**Given records:**
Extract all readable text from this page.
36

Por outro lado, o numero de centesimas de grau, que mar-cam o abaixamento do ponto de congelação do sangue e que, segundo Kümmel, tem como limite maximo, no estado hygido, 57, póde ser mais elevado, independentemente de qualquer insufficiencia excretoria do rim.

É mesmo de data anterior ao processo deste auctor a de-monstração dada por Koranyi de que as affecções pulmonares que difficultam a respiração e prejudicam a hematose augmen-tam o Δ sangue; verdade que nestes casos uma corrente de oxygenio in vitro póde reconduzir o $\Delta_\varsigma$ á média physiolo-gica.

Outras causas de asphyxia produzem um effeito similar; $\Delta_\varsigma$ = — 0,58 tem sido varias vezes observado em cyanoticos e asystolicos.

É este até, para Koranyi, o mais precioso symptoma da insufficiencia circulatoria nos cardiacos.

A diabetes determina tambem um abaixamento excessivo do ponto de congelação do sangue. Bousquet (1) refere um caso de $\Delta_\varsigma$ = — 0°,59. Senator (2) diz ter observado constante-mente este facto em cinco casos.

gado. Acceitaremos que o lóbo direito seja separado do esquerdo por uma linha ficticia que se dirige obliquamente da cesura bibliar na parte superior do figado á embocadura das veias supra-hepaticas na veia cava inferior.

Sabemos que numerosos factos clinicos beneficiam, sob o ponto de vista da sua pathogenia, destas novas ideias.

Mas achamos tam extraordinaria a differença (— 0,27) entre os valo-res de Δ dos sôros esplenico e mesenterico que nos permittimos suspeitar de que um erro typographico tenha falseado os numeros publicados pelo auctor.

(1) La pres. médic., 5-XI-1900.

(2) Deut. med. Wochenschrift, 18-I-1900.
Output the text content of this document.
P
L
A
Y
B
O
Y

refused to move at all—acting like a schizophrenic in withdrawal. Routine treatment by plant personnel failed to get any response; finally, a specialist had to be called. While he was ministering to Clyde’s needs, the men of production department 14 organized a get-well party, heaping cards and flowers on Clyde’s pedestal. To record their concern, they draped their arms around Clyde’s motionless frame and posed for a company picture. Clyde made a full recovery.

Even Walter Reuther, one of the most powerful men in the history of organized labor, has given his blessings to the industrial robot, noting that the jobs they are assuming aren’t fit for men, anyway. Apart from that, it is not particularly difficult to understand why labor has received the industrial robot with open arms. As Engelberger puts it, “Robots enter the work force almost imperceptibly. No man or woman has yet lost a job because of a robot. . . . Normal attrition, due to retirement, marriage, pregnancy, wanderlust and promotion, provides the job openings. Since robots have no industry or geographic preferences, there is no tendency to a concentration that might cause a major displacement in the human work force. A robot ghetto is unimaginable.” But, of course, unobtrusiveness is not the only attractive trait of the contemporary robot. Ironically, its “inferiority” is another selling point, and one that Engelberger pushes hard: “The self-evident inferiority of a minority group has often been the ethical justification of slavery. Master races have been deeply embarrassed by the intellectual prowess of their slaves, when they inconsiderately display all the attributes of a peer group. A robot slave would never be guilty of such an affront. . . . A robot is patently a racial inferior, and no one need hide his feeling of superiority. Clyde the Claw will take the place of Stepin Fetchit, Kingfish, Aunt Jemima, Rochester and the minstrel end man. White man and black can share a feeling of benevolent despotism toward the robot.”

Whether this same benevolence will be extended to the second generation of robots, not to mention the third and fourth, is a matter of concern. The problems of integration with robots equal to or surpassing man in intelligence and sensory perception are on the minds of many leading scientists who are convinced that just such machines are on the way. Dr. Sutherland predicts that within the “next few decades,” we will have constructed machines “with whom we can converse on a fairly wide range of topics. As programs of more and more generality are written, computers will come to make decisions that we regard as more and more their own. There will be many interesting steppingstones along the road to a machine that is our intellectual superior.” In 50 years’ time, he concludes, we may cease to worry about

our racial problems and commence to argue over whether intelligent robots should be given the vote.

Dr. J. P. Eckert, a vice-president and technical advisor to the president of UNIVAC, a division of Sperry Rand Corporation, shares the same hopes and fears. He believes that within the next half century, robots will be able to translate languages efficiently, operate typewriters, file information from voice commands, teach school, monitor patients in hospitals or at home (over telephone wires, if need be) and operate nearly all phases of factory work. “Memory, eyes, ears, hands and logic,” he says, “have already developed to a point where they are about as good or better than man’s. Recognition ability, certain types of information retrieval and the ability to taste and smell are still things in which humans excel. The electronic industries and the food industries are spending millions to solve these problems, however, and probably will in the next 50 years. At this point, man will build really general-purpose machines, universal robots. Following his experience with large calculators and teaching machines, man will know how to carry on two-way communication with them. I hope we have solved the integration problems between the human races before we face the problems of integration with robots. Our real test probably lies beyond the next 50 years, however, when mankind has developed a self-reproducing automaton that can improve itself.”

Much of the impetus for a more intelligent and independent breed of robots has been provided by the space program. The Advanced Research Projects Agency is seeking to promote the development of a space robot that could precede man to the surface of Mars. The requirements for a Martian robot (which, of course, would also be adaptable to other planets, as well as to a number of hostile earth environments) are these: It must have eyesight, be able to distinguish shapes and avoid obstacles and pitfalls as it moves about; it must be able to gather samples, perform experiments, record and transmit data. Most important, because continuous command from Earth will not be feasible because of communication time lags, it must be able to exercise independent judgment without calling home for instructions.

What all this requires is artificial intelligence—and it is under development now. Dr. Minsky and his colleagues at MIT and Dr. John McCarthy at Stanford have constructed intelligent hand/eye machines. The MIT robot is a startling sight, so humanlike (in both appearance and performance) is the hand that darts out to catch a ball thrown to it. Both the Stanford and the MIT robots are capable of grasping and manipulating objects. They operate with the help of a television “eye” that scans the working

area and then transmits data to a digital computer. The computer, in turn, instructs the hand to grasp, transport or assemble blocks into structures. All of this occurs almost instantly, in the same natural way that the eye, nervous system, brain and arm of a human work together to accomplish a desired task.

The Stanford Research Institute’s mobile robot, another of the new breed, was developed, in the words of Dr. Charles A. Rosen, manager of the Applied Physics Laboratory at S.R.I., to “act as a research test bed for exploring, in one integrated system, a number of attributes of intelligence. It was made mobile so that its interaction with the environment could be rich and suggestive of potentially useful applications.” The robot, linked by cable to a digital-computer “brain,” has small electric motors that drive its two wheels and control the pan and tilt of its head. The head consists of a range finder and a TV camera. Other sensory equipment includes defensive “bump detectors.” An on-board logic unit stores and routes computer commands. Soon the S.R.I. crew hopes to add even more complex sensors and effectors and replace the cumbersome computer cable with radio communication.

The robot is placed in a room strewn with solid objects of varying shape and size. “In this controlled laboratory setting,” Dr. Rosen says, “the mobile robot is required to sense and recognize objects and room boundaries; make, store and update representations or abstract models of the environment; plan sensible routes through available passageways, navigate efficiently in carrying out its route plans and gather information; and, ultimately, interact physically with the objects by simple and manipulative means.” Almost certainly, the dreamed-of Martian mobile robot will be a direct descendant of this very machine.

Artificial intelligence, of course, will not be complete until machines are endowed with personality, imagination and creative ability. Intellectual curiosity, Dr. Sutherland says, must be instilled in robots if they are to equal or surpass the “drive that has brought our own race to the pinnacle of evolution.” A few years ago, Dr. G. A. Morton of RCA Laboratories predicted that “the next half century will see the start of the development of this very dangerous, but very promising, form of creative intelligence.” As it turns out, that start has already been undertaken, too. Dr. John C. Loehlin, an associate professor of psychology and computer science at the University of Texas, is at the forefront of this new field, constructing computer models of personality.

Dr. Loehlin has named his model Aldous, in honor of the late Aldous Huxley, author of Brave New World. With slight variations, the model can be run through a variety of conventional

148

**Instructions to follow:**
The full listing has to be duplicated exactly.

**Exercise solution:**
Extract all readable text from this page.
36

Por outro lado, o numero de centesimas de grau, que mar-cam o abaixamento do ponto de congelação do sangue e que, segundo Kümmel, tem como limite maximo, no estado hygido, 57, póde ser mais elevado, independentemente de qualquer insufficiencia excretoria do rim.

É mesmo de data anterior ao processo deste auctor a de-monstração dada por Koranyi de que as affecções pulmonares que difficultam a respiração e prejudicam a hematose augmen-tam o Δ sangue; verdade que nestes casos uma corrente de oxygenio in vitro póde reconduzir o $\Delta_\varsigma$ á média physiolo-gica.

Outras causas de asphyxia produzem um effeito similar; $\Delta_\varsigma$ = — 0,58 tem sido varias vezes observado em cyanoticos e asystolicos.

É este até, para Koranyi, o mais precioso symptoma da insufficiencia circulatoria nos cardiacos.

A diabetes determina tambem um abaixamento excessivo do ponto de congelação do sangue. Bousquet (1) refere um caso de $\Delta_\varsigma$ = — 0°,59. Senator (2) diz ter observado constante-mente este facto em cinco casos.

gado. Acceitaremos que o lóbo direito seja separado do esquerdo por uma linha ficticia que se dirige obliquamente da cesura bibliar na parte superior do figado á embocadura das veias supra-hepaticas na veia cava inferior.

Sabemos que numerosos factos clinicos beneficiam, sob o ponto de vista da sua pathogenia, destas novas ideias.

Mas achamos tam extraordinaria a differença (— 0,27) entre os valo-res de Δ dos sôros esplenico e mesenterico que nos permittimos suspeitar de que um erro typographico tenha falseado os numeros publicados pelo auctor.

(1) La pres. médic., 5-XI-1900.

(2) Deut. med. Wochenschrift, 18-I-1900.
Output the text content of this document.
P
L
A
Y
B
O
Y

refused to move at all—acting like a schizophrenic in withdrawal. Routine treatment by plant personnel failed to get any response; finally, a specialist had to be called. While he was ministering to Clyde’s needs, the men of production department 14 organized a get-well party, heaping cards and flowers on Clyde’s pedestal. To record their concern, they draped their arms around Clyde’s motionless frame and posed for a company picture. Clyde made a full recovery.

Even Walter Reuther, one of the most powerful men in the history of organized labor, has given his blessings to the industrial robot, noting that the jobs they are assuming aren’t fit for men, anyway. Apart from that, it is not particularly difficult to understand why labor has received the industrial robot with open arms. As Engelberger puts it, “Robots enter the work force almost imperceptibly. No man or woman has yet lost a job because of a robot. . . . Normal attrition, due to retirement, marriage, pregnancy, wanderlust and promotion, provides the job openings. Since robots have no industry or geographic preferences, there is no tendency to a concentration that might cause a major displacement in the human work force. A robot ghetto is unimaginable.” But, of course, unobtrusiveness is not the only attractive trait of the contemporary robot. Ironically, its “inferiority” is another selling point, and one that Engelberger pushes hard: “The self-evident inferiority of a minority group has often been the ethical justification of slavery. Master races have been deeply embarrassed by the intellectual prowess of their slaves, when they inconsiderately display all the attributes of a peer group. A robot slave would never be guilty of such an affront. . . . A robot is patently a racial inferior, and no one need hide his feeling of superiority. Clyde the Claw will take the place of Stepin Fetchit, Kingfish, Aunt Jemima, Rochester and the minstrel end man. White man and black can share a feeling of benevolent despotism toward the robot.”

Whether this same benevolence will be extended to the second generation of robots, not to mention the third and fourth, is a matter of concern. The problems of integration with robots equal to or surpassing man in intelligence and sensory perception are on the minds of many leading scientists who are convinced that just such machines are on the way. Dr. Sutherland predicts that within the “next few decades,” we will have constructed machines “with whom we can converse on a fairly wide range of topics. As programs of more and more generality are written, computers will come to make decisions that we regard as more and more their own. There will be many interesting steppingstones along the road to a machine that is our intellectual superior.” In 50 years’ time, he concludes, we may cease to worry about

our racial problems and commence to argue over whether intelligent robots should be given the vote.

Dr. J. P. Eckert, a vice-president and technical advisor to the president of UNIVAC, a division of Sperry Rand Corporation, shares the same hopes and fears. He believes that within the next half century, robots will be able to translate languages efficiently, operate typewriters, file information from voice commands, teach school, monitor patients in hospitals or at home (over telephone wires, if need be) and operate nearly all phases of factory work. “Memory, eyes, ears, hands and logic,” he says, “have already developed to a point where they are about as good or better than man’s. Recognition ability, certain types of information retrieval and the ability to taste and smell are still things in which humans excel. The electronic industries and the food industries are spending millions to solve these problems, however, and probably will in the next 50 years. At this point, man will build really general-purpose machines, universal robots. Following his experience with large calculators and teaching machines, man will know how to carry on two-way communication with them. I hope we have solved the integration problems between the human races before we face the problems of integration with robots. Our real test probably lies beyond the next 50 years, however, when mankind has developed a self-reproducing automaton that can improve itself.”

Much of the impetus for a more intelligent and independent breed of robots has been provided by the space program. The Advanced Research Projects Agency is seeking to promote the development of a space robot that could precede man to the surface of Mars. The requirements for a Martian robot (which, of course, would also be adaptable to other planets, as well as to a number of hostile earth environments) are these: It must have eyesight, be able to distinguish shapes and avoid obstacles and pitfalls as it moves about; it must be able to gather samples, perform experiments, record and transmit data. Most important, because continuous command from Earth will not be feasible because of communication time lags, it must be able to exercise independent judgment without calling home for instructions.

What all this requires is artificial intelligence—and it is under development now. Dr. Minsky and his colleagues at MIT and Dr. John McCarthy at Stanford have constructed intelligent hand/eye machines. The MIT robot is a startling sight, so humanlike (in both appearance and performance) is the hand that darts out to catch a ball thrown to it. Both the Stanford and the MIT robots are capable of grasping and manipulating objects. They operate with the help of a television “eye” that scans the working

area and then transmits data to a digital computer. The computer, in turn, instructs the hand to grasp, transport or assemble blocks into structures. All of this occurs almost instantly, in the same natural way that the eye, nervous system, brain and arm of a human work together to accomplish a desired task.

The Stanford Research Institute’s mobile robot, another of the new breed, was developed, in the words of Dr. Charles A. Rosen, manager of the Applied Physics Laboratory at S.R.I., to “act as a research test bed for exploring, in one integrated system, a number of attributes of intelligence. It was made mobile so that its interaction with the environment could be rich and suggestive of potentially useful applications.” The robot, linked by cable to a digital-computer “brain,” has small electric motors that drive its two wheels and control the pan and tilt of its head. The head consists of a range finder and a TV camera. Other sensory equipment includes defensive “bump detectors.” An on-board logic unit stores and routes computer commands. Soon the S.R.I. crew hopes to add even more complex sensors and effectors and replace the cumbersome computer cable with radio communication.

The robot is placed in a room strewn with solid objects of varying shape and size. “In this controlled laboratory setting,” Dr. Rosen says, “the mobile robot is required to sense and recognize objects and room boundaries; make, store and update representations or abstract models of the environment; plan sensible routes through available passageways, navigate efficiently in carrying out its route plans and gather information; and, ultimately, interact physically with the objects by simple and manipulative means.” Almost certainly, the dreamed-of Martian mobile robot will be a direct descendant of this very machine.

Artificial intelligence, of course, will not be complete until machines are endowed with personality, imagination and creative ability. Intellectual curiosity, Dr. Sutherland says, must be instilled in robots if they are to equal or surpass the “drive that has brought our own race to the pinnacle of evolution.” A few years ago, Dr. G. A. Morton of RCA Laboratories predicted that “the next half century will see the start of the development of this very dangerous, but very promising, form of creative intelligence.” As it turns out, that start has already been undertaken, too. Dr. John C. Loehlin, an associate professor of psychology and computer science at the University of Texas, is at the forefront of this new field, constructing computer models of personality.

Dr. Loehlin has named his model Aldous, in honor of the late Aldous Huxley, author of Brave New World. With slight variations, the model can be run through a variety of conventional

148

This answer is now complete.